## What you have to do
Can you print every record below exactly as written?
>>>
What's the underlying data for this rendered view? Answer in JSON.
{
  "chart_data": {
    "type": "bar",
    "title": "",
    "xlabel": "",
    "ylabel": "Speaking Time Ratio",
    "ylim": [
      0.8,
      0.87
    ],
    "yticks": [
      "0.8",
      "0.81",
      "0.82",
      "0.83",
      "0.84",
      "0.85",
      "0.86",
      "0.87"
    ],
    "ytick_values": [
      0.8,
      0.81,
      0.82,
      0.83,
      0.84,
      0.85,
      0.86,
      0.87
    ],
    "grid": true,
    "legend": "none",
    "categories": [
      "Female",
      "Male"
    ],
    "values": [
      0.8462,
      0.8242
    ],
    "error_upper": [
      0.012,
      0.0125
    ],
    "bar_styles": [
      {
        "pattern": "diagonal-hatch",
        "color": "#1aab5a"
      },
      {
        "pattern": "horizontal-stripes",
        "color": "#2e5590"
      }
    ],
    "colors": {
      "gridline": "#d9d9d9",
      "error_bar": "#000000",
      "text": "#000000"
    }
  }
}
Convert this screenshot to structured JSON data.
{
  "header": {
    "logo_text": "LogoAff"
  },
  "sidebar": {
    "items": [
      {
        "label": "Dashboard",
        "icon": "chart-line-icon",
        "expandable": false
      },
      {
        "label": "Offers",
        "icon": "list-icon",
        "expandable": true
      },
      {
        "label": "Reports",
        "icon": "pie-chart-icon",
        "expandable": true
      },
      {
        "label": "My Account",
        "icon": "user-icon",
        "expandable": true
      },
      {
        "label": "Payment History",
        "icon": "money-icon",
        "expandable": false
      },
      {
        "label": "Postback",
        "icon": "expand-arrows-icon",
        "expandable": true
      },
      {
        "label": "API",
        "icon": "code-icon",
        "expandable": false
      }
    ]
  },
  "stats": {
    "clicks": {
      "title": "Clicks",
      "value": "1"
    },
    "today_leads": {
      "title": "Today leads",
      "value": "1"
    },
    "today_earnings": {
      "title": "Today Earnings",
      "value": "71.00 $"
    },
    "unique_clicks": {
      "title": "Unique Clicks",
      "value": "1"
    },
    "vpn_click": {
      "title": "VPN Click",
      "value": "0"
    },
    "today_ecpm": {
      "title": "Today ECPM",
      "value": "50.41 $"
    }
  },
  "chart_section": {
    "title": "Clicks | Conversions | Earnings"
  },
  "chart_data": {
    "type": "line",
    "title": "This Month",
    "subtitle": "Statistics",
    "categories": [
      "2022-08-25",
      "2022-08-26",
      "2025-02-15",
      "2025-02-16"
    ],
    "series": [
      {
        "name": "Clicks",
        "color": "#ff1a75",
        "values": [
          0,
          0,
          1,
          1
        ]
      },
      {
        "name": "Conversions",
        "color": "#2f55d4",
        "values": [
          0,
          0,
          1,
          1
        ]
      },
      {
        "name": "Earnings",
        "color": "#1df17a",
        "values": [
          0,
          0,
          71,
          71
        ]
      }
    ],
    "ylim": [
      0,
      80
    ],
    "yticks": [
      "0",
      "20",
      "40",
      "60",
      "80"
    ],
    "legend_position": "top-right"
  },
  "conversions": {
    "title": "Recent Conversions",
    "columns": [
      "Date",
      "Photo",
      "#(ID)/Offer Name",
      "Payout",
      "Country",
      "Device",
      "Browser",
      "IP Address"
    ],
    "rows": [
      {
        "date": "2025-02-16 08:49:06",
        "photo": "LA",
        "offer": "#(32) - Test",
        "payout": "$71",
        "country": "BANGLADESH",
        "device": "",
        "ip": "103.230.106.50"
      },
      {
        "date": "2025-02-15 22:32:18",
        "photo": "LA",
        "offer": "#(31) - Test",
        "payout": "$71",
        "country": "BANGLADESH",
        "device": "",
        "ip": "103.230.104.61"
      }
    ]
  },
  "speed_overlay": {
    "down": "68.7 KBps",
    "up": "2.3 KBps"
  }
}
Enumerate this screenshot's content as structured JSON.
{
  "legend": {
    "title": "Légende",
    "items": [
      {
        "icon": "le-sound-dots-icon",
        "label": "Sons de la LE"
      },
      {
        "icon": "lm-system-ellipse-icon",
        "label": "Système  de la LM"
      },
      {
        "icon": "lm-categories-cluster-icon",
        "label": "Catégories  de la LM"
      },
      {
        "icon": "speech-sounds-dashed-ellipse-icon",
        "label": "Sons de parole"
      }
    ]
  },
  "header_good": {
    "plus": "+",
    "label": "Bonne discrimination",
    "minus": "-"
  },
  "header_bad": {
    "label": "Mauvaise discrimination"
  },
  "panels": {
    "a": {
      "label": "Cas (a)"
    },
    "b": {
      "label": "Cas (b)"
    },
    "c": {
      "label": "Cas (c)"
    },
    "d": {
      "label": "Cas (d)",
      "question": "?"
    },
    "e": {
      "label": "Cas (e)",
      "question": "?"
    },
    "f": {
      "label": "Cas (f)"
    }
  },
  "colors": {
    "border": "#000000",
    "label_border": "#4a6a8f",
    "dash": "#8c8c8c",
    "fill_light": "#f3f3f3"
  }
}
<<<
## Answer for this exercise
What's the underlying data for this rendered view? Answer in JSON.
{
  "chart_data": {
    "type": "bar",
    "title": "",
    "xlabel": "",
    "ylabel": "Speaking Time Ratio",
    "ylim": [
      0.8,
      0.87
    ],
    "yticks": [
      "0.8",
      "0.81",
      "0.82",
      "0.83",
      "0.84",
      "0.85",
      "0.86",
      "0.87"
    ],
    "ytick_values": [
      0.8,
      0.81,
      0.82,
      0.83,
      0.84,
      0.85,
      0.86,
      0.87
    ],
    "grid": true,
    "legend": "none",
    "categories": [
      "Female",
      "Male"
    ],
    "values": [
      0.8462,
      0.8242
    ],
    "error_upper": [
      0.012,
      0.0125
    ],
    "bar_styles": [
      {
        "pattern": "diagonal-hatch",
        "color": "#1aab5a"
      },
      {
        "pattern": "horizontal-stripes",
        "color": "#2e5590"
      }
    ],
    "colors": {
      "gridline": "#d9d9d9",
      "error_bar": "#000000",
      "text": "#000000"
    }
  }
}
Convert this screenshot to structured JSON data.
{
  "header": {
    "logo_text": "LogoAff"
  },
  "sidebar": {
    "items": [
      {
        "label": "Dashboard",
        "icon": "chart-line-icon",
        "expandable": false
      },
      {
        "label": "Offers",
        "icon": "list-icon",
        "expandable": true
      },
      {
        "label": "Reports",
        "icon": "pie-chart-icon",
        "expandable": true
      },
      {
        "label": "My Account",
        "icon": "user-icon",
        "expandable": true
      },
      {
        "label": "Payment History",
        "icon": "money-icon",
        "expandable": false
      },
      {
        "label": "Postback",
        "icon": "expand-arrows-icon",
        "expandable": true
      },
      {
        "label": "API",
        "icon": "code-icon",
        "expandable": false
      }
    ]
  },
  "stats": {
    "clicks": {
      "title": "Clicks",
      "value": "1"
    },
    "today_leads": {
      "title": "Today leads",
      "value": "1"
    },
    "today_earnings": {
      "title": "Today Earnings",
      "value": "71.00 $"
    },
    "unique_clicks": {
      "title": "Unique Clicks",
      "value": "1"
    },
    "vpn_click": {
      "title": "VPN Click",
      "value": "0"
    },
    "today_ecpm": {
      "title": "Today ECPM",
      "value": "50.41 $"
    }
  },
  "chart_section": {
    "title": "Clicks | Conversions | Earnings"
  },
  "chart_data": {
    "type": "line",
    "title": "This Month",
    "subtitle": "Statistics",
    "categories": [
      "2022-08-25",
      "2022-08-26",
      "2025-02-15",
      "2025-02-16"
    ],
    "series": [
      {
        "name": "Clicks",
        "color": "#ff1a75",
        "values": [
          0,
          0,
          1,
          1
        ]
      },
      {
        "name": "Conversions",
        "color": "#2f55d4",
        "values": [
          0,
          0,
          1,
          1
        ]
      },
      {
        "name": "Earnings",
        "color": "#1df17a",
        "values": [
          0,
          0,
          71,
          71
        ]
      }
    ],
    "ylim": [
      0,
      80
    ],
    "yticks": [
      "0",
      "20",
      "40",
      "60",
      "80"
    ],
    "legend_position": "top-right"
  },
  "conversions": {
    "title": "Recent Conversions",
    "columns": [
      "Date",
      "Photo",
      "#(ID)/Offer Name",
      "Payout",
      "Country",
      "Device",
      "Browser",
      "IP Address"
    ],
    "rows": [
      {
        "date": "2025-02-16 08:49:06",
        "photo": "LA",
        "offer": "#(32) - Test",
        "payout": "$71",
        "country": "BANGLADESH",
        "device": "",
        "ip": "103.230.106.50"
      },
      {
        "date": "2025-02-15 22:32:18",
        "photo": "LA",
        "offer": "#(31) - Test",
        "payout": "$71",
        "country": "BANGLADESH",
        "device": "",
        "ip": "103.230.104.61"
      }
    ]
  },
  "speed_overlay": {
    "down": "68.7 KBps",
    "up": "2.3 KBps"
  }
}
Enumerate this screenshot's content as structured JSON.
{
  "legend": {
    "title": "Légende",
    "items": [
      {
        "icon": "le-sound-dots-icon",
        "label": "Sons de la LE"
      },
      {
        "icon": "lm-system-ellipse-icon",
        "label": "Système  de la LM"
      },
      {
        "icon": "lm-categories-cluster-icon",
        "label": "Catégories  de la LM"
      },
      {
        "icon": "speech-sounds-dashed-ellipse-icon",
        "label": "Sons de parole"
      }
    ]
  },
  "header_good": {
    "plus": "+",
    "label": "Bonne discrimination",
    "minus": "-"
  },
  "header_bad": {
    "label": "Mauvaise discrimination"
  },
  "panels": {
    "a": {
      "label": "Cas (a)"
    },
    "b": {
      "label": "Cas (b)"
    },
    "c": {
      "label": "Cas (c)"
    },
    "d": {
      "label": "Cas (d)",
      "question": "?"
    },
    "e": {
      "label": "Cas (e)",
      "question": "?"
    },
    "f": {
      "label": "Cas (f)"
    }
  },
  "colors": {
    "border": "#000000",
    "label_border": "#4a6a8f",
    "dash": "#8c8c8c",
    "fill_light": "#f3f3f3"
  }
}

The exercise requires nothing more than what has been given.